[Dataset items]
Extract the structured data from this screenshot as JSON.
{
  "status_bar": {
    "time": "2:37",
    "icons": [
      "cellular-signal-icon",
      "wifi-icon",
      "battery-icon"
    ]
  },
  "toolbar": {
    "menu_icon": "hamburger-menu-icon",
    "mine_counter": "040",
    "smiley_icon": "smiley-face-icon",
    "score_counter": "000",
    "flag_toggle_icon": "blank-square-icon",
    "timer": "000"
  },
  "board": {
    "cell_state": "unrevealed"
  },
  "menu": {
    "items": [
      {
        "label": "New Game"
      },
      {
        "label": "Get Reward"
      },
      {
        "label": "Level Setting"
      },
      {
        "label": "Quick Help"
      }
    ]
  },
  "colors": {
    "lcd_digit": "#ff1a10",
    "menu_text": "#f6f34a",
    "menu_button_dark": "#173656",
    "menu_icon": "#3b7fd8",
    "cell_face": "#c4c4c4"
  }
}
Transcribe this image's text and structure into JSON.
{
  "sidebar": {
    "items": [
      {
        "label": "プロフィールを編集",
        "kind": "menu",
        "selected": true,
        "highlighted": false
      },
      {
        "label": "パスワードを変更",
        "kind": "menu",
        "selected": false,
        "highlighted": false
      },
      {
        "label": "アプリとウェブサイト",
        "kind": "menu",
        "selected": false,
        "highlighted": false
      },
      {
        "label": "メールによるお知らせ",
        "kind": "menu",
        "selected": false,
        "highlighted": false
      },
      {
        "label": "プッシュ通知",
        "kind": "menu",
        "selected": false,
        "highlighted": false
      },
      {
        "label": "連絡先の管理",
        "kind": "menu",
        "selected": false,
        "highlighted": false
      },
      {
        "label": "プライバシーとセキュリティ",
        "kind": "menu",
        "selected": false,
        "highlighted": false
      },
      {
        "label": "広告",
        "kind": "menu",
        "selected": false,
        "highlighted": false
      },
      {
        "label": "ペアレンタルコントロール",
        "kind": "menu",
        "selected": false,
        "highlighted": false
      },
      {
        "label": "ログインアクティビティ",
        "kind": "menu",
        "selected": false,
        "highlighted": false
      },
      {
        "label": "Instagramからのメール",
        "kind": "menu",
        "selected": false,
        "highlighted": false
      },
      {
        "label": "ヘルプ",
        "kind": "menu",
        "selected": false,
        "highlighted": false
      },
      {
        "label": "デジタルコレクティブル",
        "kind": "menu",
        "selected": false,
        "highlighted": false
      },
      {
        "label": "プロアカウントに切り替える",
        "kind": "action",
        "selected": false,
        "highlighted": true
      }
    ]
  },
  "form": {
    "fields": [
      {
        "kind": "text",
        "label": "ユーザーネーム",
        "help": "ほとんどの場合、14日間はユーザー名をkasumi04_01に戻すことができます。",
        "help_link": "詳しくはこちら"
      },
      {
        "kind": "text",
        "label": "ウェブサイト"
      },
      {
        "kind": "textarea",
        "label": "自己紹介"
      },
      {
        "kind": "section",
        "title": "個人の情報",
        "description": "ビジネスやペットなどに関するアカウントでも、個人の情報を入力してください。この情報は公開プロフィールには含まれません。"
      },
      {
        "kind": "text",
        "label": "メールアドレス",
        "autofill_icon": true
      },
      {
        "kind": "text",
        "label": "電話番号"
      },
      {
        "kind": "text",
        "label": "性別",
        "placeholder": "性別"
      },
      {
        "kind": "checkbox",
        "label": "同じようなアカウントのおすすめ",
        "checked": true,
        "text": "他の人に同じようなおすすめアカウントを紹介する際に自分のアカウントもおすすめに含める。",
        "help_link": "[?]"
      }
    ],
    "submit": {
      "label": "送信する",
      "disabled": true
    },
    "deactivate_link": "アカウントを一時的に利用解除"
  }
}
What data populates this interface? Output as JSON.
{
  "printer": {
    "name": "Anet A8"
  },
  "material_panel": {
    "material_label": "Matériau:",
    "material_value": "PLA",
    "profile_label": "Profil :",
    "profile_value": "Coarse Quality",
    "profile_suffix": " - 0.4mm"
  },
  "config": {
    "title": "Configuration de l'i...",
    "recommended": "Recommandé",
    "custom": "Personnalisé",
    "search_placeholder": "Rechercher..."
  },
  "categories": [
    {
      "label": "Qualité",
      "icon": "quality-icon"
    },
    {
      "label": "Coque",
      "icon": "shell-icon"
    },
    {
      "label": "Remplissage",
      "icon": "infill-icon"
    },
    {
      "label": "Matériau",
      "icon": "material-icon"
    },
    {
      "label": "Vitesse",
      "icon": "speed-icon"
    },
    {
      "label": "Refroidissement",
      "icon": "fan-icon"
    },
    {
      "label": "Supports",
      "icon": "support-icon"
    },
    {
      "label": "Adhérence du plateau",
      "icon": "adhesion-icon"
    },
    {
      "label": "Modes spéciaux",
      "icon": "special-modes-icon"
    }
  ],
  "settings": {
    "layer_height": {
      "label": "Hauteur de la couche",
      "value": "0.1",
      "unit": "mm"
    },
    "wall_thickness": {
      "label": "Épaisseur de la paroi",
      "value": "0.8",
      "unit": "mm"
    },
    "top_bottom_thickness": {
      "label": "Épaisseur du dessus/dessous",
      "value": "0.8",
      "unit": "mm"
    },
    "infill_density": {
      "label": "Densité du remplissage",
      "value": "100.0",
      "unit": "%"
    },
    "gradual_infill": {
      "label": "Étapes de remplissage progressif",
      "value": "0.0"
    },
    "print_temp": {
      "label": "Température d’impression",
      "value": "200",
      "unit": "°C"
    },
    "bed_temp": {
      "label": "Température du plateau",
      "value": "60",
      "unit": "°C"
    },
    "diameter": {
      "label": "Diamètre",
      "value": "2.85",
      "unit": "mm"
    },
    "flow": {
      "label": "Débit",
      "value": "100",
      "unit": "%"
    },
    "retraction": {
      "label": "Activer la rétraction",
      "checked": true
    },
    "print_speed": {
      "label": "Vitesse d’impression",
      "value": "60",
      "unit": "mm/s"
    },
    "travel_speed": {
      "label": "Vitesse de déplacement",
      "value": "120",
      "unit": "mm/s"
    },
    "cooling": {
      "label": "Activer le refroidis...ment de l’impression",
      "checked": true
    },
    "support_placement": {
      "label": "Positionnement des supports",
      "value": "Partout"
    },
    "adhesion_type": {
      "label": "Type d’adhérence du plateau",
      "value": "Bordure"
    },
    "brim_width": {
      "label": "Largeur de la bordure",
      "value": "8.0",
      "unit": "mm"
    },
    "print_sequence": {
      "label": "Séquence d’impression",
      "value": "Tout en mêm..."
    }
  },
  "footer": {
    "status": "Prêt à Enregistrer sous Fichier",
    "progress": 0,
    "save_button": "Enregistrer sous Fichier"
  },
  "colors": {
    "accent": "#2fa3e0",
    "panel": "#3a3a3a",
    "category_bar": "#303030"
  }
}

AIM OF THE EXERCISE. Repeat the material from above exactly, word for word.

ANSWER TO THIS PROBLEM.
Extract the structured data from this screenshot as JSON.
{
  "status_bar": {
    "time": "2:37",
    "icons": [
      "cellular-signal-icon",
      "wifi-icon",
      "battery-icon"
    ]
  },
  "toolbar": {
    "menu_icon": "hamburger-menu-icon",
    "mine_counter": "040",
    "smiley_icon": "smiley-face-icon",
    "score_counter": "000",
    "flag_toggle_icon": "blank-square-icon",
    "timer": "000"
  },
  "board": {
    "cell_state": "unrevealed"
  },
  "menu": {
    "items": [
      {
        "label": "New Game"
      },
      {
        "label": "Get Reward"
      },
      {
        "label": "Level Setting"
      },
      {
        "label": "Quick Help"
      }
    ]
  },
  "colors": {
    "lcd_digit": "#ff1a10",
    "menu_text": "#f6f34a",
    "menu_button_dark": "#173656",
    "menu_icon": "#3b7fd8",
    "cell_face": "#c4c4c4"
  }
}
Transcribe this image's text and structure into JSON.
{
  "sidebar": {
    "items": [
      {
        "label": "プロフィールを編集",
        "kind": "menu",
        "selected": true,
        "highlighted": false
      },
      {
        "label": "パスワードを変更",
        "kind": "menu",
        "selected": false,
        "highlighted": false
      },
      {
        "label": "アプリとウェブサイト",
        "kind": "menu",
        "selected": false,
        "highlighted": false
      },
      {
        "label": "メールによるお知らせ",
        "kind": "menu",
        "selected": false,
        "highlighted": false
      },
      {
        "label": "プッシュ通知",
        "kind": "menu",
        "selected": false,
        "highlighted": false
      },
      {
        "label": "連絡先の管理",
        "kind": "menu",
        "selected": false,
        "highlighted": false
      },
      {
        "label": "プライバシーとセキュリティ",
        "kind": "menu",
        "selected": false,
        "highlighted": false
      },
      {
        "label": "広告",
        "kind": "menu",
        "selected": false,
        "highlighted": false
      },
      {
        "label": "ペアレンタルコントロール",
        "kind": "menu",
        "selected": false,
        "highlighted": false
      },
      {
        "label": "ログインアクティビティ",
        "kind": "menu",
        "selected": false,
        "highlighted": false
      },
      {
        "label": "Instagramからのメール",
        "kind": "menu",
        "selected": false,
        "highlighted": false
      },
      {
        "label": "ヘルプ",
        "kind": "menu",
        "selected": false,
        "highlighted": false
      },
      {
        "label": "デジタルコレクティブル",
        "kind": "menu",
        "selected": false,
        "highlighted": false
      },
      {
        "label": "プロアカウントに切り替える",
        "kind": "action",
        "selected": false,
        "highlighted": true
      }
    ]
  },
  "form": {
    "fields": [
      {
        "kind": "text",
        "label": "ユーザーネーム",
        "help": "ほとんどの場合、14日間はユーザー名をkasumi04_01に戻すことができます。",
        "help_link": "詳しくはこちら"
      },
      {
        "kind": "text",
        "label": "ウェブサイト"
      },
      {
        "kind": "textarea",
        "label": "自己紹介"
      },
      {
        "kind": "section",
        "title": "個人の情報",
        "description": "ビジネスやペットなどに関するアカウントでも、個人の情報を入力してください。この情報は公開プロフィールには含まれません。"
      },
      {
        "kind": "text",
        "label": "メールアドレス",
        "autofill_icon": true
      },
      {
        "kind": "text",
        "label": "電話番号"
      },
      {
        "kind": "text",
        "label": "性別",
        "placeholder": "性別"
      },
      {
        "kind": "checkbox",
        "label": "同じようなアカウントのおすすめ",
        "checked": true,
        "text": "他の人に同じようなおすすめアカウントを紹介する際に自分のアカウントもおすすめに含める。",
        "help_link": "[?]"
      }
    ],
    "submit": {
      "label": "送信する",
      "disabled": true
    },
    "deactivate_link": "アカウントを一時的に利用解除"
  }
}
What data populates this interface? Output as JSON.
{
  "printer": {
    "name": "Anet A8"
  },
  "material_panel": {
    "material_label": "Matériau:",
    "material_value": "PLA",
    "profile_label": "Profil :",
    "profile_value": "Coarse Quality",
    "profile_suffix": " - 0.4mm"
  },
  "config": {
    "title": "Configuration de l'i...",
    "recommended": "Recommandé",
    "custom": "Personnalisé",
    "search_placeholder": "Rechercher..."
  },
  "categories": [
    {
      "label": "Qualité",
      "icon": "quality-icon"
    },
    {
      "label": "Coque",
      "icon": "shell-icon"
    },
    {
      "label": "Remplissage",
      "icon": "infill-icon"
    },
    {
      "label": "Matériau",
      "icon": "material-icon"
    },
    {
      "label": "Vitesse",
      "icon": "speed-icon"
    },
    {
      "label": "Refroidissement",
      "icon": "fan-icon"
    },
    {
      "label": "Supports",
      "icon": "support-icon"
    },
    {
      "label": "Adhérence du plateau",
      "icon": "adhesion-icon"
    },
    {
      "label": "Modes spéciaux",
      "icon": "special-modes-icon"
    }
  ],
  "settings": {
    "layer_height": {
      "label": "Hauteur de la couche",
      "value": "0.1",
      "unit": "mm"
    },
    "wall_thickness": {
      "label": "Épaisseur de la paroi",
      "value": "0.8",
      "unit": "mm"
    },
    "top_bottom_thickness": {
      "label": "Épaisseur du dessus/dessous",
      "value": "0.8",
      "unit": "mm"
    },
    "infill_density": {
      "label": "Densité du remplissage",
      "value": "100.0",
      "unit": "%"
    },
    "gradual_infill": {
      "label": "Étapes de remplissage progressif",
      "value": "0.0"
    },
    "print_temp": {
      "label": "Température d’impression",
      "value": "200",
      "unit": "°C"
    },
    "bed_temp": {
      "label": "Température du plateau",
      "value": "60",
      "unit": "°C"
    },
    "diameter": {
      "label": "Diamètre",
      "value": "2.85",
      "unit": "mm"
    },
    "flow": {
      "label": "Débit",
      "value": "100",
      "unit": "%"
    },
    "retraction": {
      "label": "Activer la rétraction",
      "checked": true
    },
    "print_speed": {
      "label": "Vitesse d’impression",
      "value": "60",
      "unit": "mm/s"
    },
    "travel_speed": {
      "label": "Vitesse de déplacement",
      "value": "120",
      "unit": "mm/s"
    },
    "cooling": {
      "label": "Activer le refroidis...ment de l’impression",
      "checked": true
    },
    "support_placement": {
      "label": "Positionnement des supports",
      "value": "Partout"
    },
    "adhesion_type": {
      "label": "Type d’adhérence du plateau",
      "value": "Bordure"
    },
    "brim_width": {
      "label": "Largeur de la bordure",
      "value": "8.0",
      "unit": "mm"
    },
    "print_sequence": {
      "label": "Séquence d’impression",
      "value": "Tout en mêm..."
    }
  },
  "footer": {
    "status": "Prêt à Enregistrer sous Fichier",
    "progress": 0,
    "save_button": "Enregistrer sous Fichier"
  },
  "colors": {
    "accent": "#2fa3e0",
    "panel": "#3a3a3a",
    "category_bar": "#303030"
  }
}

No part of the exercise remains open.